[Stated exercise]:
Quote every line below exactly and skip any picture.

[Data supplied]:
·····

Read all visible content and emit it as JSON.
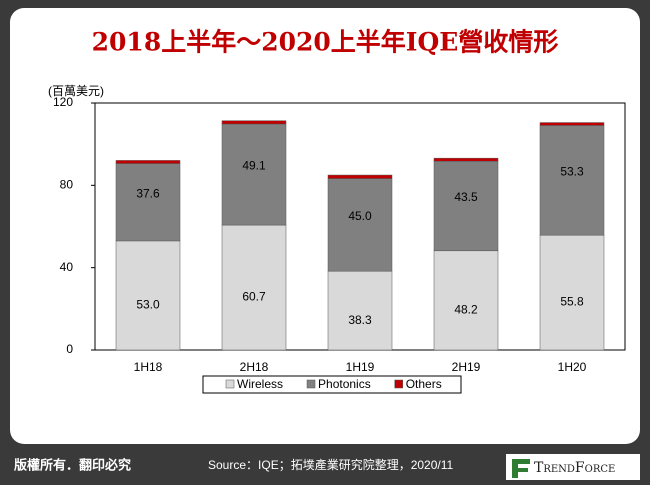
{
  "chart_data": {
    "type": "stacked_bar",
    "title": "2018上半年～2020上半年IQE營收情形",
    "y_label": "(百萬美元)",
    "categories": [
      "1H18",
      "2H18",
      "1H19",
      "2H19",
      "1H20"
    ],
    "series": [
      {
        "name": "Wireless",
        "color": "#d9d9d9",
        "values": [
          53.0,
          60.7,
          38.3,
          48.2,
          55.8
        ],
        "value_labels": [
          "53.0",
          "60.7",
          "38.3",
          "48.2",
          "55.8"
        ]
      },
      {
        "name": "Photonics",
        "color": "#808080",
        "values": [
          37.6,
          49.1,
          45.0,
          43.5,
          53.3
        ],
        "value_labels": [
          "37.6",
          "49.1",
          "45.0",
          "43.5",
          "53.3"
        ]
      },
      {
        "name": "Others",
        "color": "#c00000",
        "values": [
          1.5,
          1.6,
          1.7,
          1.5,
          1.4
        ]
      }
    ],
    "ylim": [
      0,
      120
    ],
    "yticks": [
      0,
      40,
      80,
      120
    ],
    "legend": "bottom"
  },
  "footer": {
    "copyright": "版權所有．翻印必究",
    "source": "Source：IQE；拓墣產業研究院整理，2020/11",
    "logo": "TrendForce"
  }
}
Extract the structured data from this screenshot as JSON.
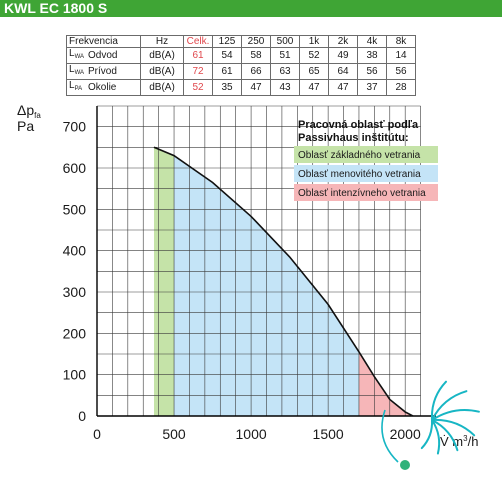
{
  "header": {
    "title": "KWL EC 1800 S"
  },
  "table": {
    "header": [
      "Frekvencia",
      "",
      "Hz",
      "Celk.",
      "125",
      "250",
      "500",
      "1k",
      "2k",
      "4k",
      "8k"
    ],
    "rows": [
      {
        "sym": "L",
        "sub": "WA",
        "name": "Odvod",
        "unit": "dB(A)",
        "total": "61",
        "values": [
          "54",
          "58",
          "51",
          "52",
          "49",
          "38",
          "14"
        ]
      },
      {
        "sym": "L",
        "sub": "WA",
        "name": "Prívod",
        "unit": "dB(A)",
        "total": "72",
        "values": [
          "61",
          "66",
          "63",
          "65",
          "64",
          "56",
          "56"
        ]
      },
      {
        "sym": "L",
        "sub": "PA",
        "name": "Okolie",
        "unit": "dB(A)",
        "total": "52",
        "values": [
          "35",
          "47",
          "43",
          "47",
          "47",
          "37",
          "28"
        ]
      }
    ]
  },
  "colors": {
    "header_bg": "#3fa535",
    "red_text": "#e0474c",
    "basic_zone": "#c5e3a8",
    "nominal_zone": "#c4e4f7",
    "intensive_zone": "#f6b6b8",
    "logo": "#17b6c4"
  },
  "chart_data": {
    "type": "area",
    "ylabel_main": "Δp",
    "ylabel_sub": "fa",
    "ylabel_unit": "Pa",
    "xlabel_main": "V̇ m",
    "xlabel_sup": "3",
    "xlabel_tail": "/h",
    "xlim": [
      0,
      2200
    ],
    "ylim": [
      0,
      750
    ],
    "xticks": [
      0,
      500,
      1000,
      1500,
      2000
    ],
    "yticks": [
      0,
      100,
      200,
      300,
      400,
      500,
      600,
      700
    ],
    "grid": true,
    "curve": {
      "x": [
        370,
        500,
        750,
        1000,
        1250,
        1500,
        1700,
        1800,
        1900,
        2000,
        2050
      ],
      "y": [
        650,
        630,
        565,
        483,
        385,
        270,
        155,
        95,
        40,
        10,
        0
      ]
    },
    "zones": [
      {
        "name": "Oblasť základného vetrania",
        "x_from": 370,
        "x_to": 500,
        "color": "#c5e3a8"
      },
      {
        "name": "Oblasť menovitého vetrania",
        "x_from": 500,
        "x_to": 1700,
        "color": "#c4e4f7"
      },
      {
        "name": "Oblasť intenzívneho vetrania",
        "x_from": 1700,
        "x_to": 2050,
        "color": "#f6b6b8"
      }
    ],
    "legend": {
      "title_line1": "Pracovná oblasť podľa",
      "title_line2": "Passivhaus inštitútu:",
      "placement": "top-right"
    }
  }
}
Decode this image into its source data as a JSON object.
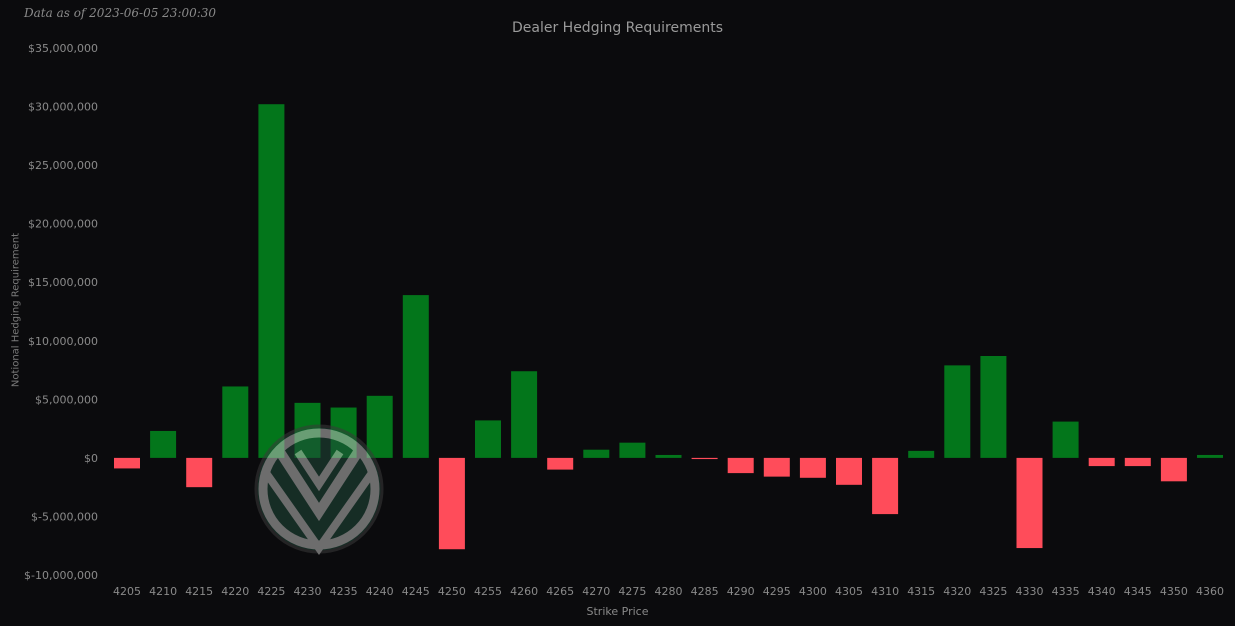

·····

[Answer in full]:
Read all visible content and emit it as JSON.
{
  "chart_data": {
    "type": "stacked_bar",
    "title": "2018上半年～2020上半年IQE營收情形",
    "y_label": "(百萬美元)",
    "categories": [
      "1H18",
      "2H18",
      "1H19",
      "2H19",
      "1H20"
    ],
    "series": [
      {
        "name": "Wireless",
        "color": "#d9d9d9",
        "values": [
          53.0,
          60.7,
          38.3,
          48.2,
          55.8
        ],
        "value_labels": [
          "53.0",
          "60.7",
          "38.3",
          "48.2",
          "55.8"
        ]
      },
      {
        "name": "Photonics",
        "color": "#808080",
        "values": [
          37.6,
          49.1,
          45.0,
          43.5,
          53.3
        ],
        "value_labels": [
          "37.6",
          "49.1",
          "45.0",
          "43.5",
          "53.3"
        ]
      },
      {
        "name": "Others",
        "color": "#c00000",
        "values": [
          1.5,
          1.6,
          1.7,
          1.5,
          1.4
        ]
      }
    ],
    "ylim": [
      0,
      120
    ],
    "yticks": [
      0,
      40,
      80,
      120
    ],
    "legend": "bottom"
  },
  "footer": {
    "copyright": "版權所有．翻印必究",
    "source": "Source：IQE；拓墣產業研究院整理，2020/11",
    "logo": "TrendForce"
  }
}
Extract the structured data from this screenshot as JSON.
{
  "header": {
    "title": "KWL EC 1800 S"
  },
  "table": {
    "header": [
      "Frekvencia",
      "",
      "Hz",
      "Celk.",
      "125",
      "250",
      "500",
      "1k",
      "2k",
      "4k",
      "8k"
    ],
    "rows": [
      {
        "sym": "L",
        "sub": "WA",
        "name": "Odvod",
        "unit": "dB(A)",
        "total": "61",
        "values": [
          "54",
          "58",
          "51",
          "52",
          "49",
          "38",
          "14"
        ]
      },
      {
        "sym": "L",
        "sub": "WA",
        "name": "Prívod",
        "unit": "dB(A)",
        "total": "72",
        "values": [
          "61",
          "66",
          "63",
          "65",
          "64",
          "56",
          "56"
        ]
      },
      {
        "sym": "L",
        "sub": "PA",
        "name": "Okolie",
        "unit": "dB(A)",
        "total": "52",
        "values": [
          "35",
          "47",
          "43",
          "47",
          "47",
          "37",
          "28"
        ]
      }
    ]
  },
  "colors": {
    "header_bg": "#3fa535",
    "red_text": "#e0474c",
    "basic_zone": "#c5e3a8",
    "nominal_zone": "#c4e4f7",
    "intensive_zone": "#f6b6b8",
    "logo": "#17b6c4"
  },
  "chart_data": {
    "type": "area",
    "ylabel_main": "Δp",
    "ylabel_sub": "fa",
    "ylabel_unit": "Pa",
    "xlabel_main": "V̇ m",
    "xlabel_sup": "3",
    "xlabel_tail": "/h",
    "xlim": [
      0,
      2200
    ],
    "ylim": [
      0,
      750
    ],
    "xticks": [
      0,
      500,
      1000,
      1500,
      2000
    ],
    "yticks": [
      0,
      100,
      200,
      300,
      400,
      500,
      600,
      700
    ],
    "grid": true,
    "curve": {
      "x": [
        370,
        500,
        750,
        1000,
        1250,
        1500,
        1700,
        1800,
        1900,
        2000,
        2050
      ],
      "y": [
        650,
        630,
        565,
        483,
        385,
        270,
        155,
        95,
        40,
        10,
        0
      ]
    },
    "zones": [
      {
        "name": "Oblasť základného vetrania",
        "x_from": 370,
        "x_to": 500,
        "color": "#c5e3a8"
      },
      {
        "name": "Oblasť menovitého vetrania",
        "x_from": 500,
        "x_to": 1700,
        "color": "#c4e4f7"
      },
      {
        "name": "Oblasť intenzívneho vetrania",
        "x_from": 1700,
        "x_to": 2050,
        "color": "#f6b6b8"
      }
    ],
    "legend": {
      "title_line1": "Pracovná oblasť podľa",
      "title_line2": "Passivhaus inštitútu:",
      "placement": "top-right"
    }
  }
}
Decode this image into its source data as a JSON object.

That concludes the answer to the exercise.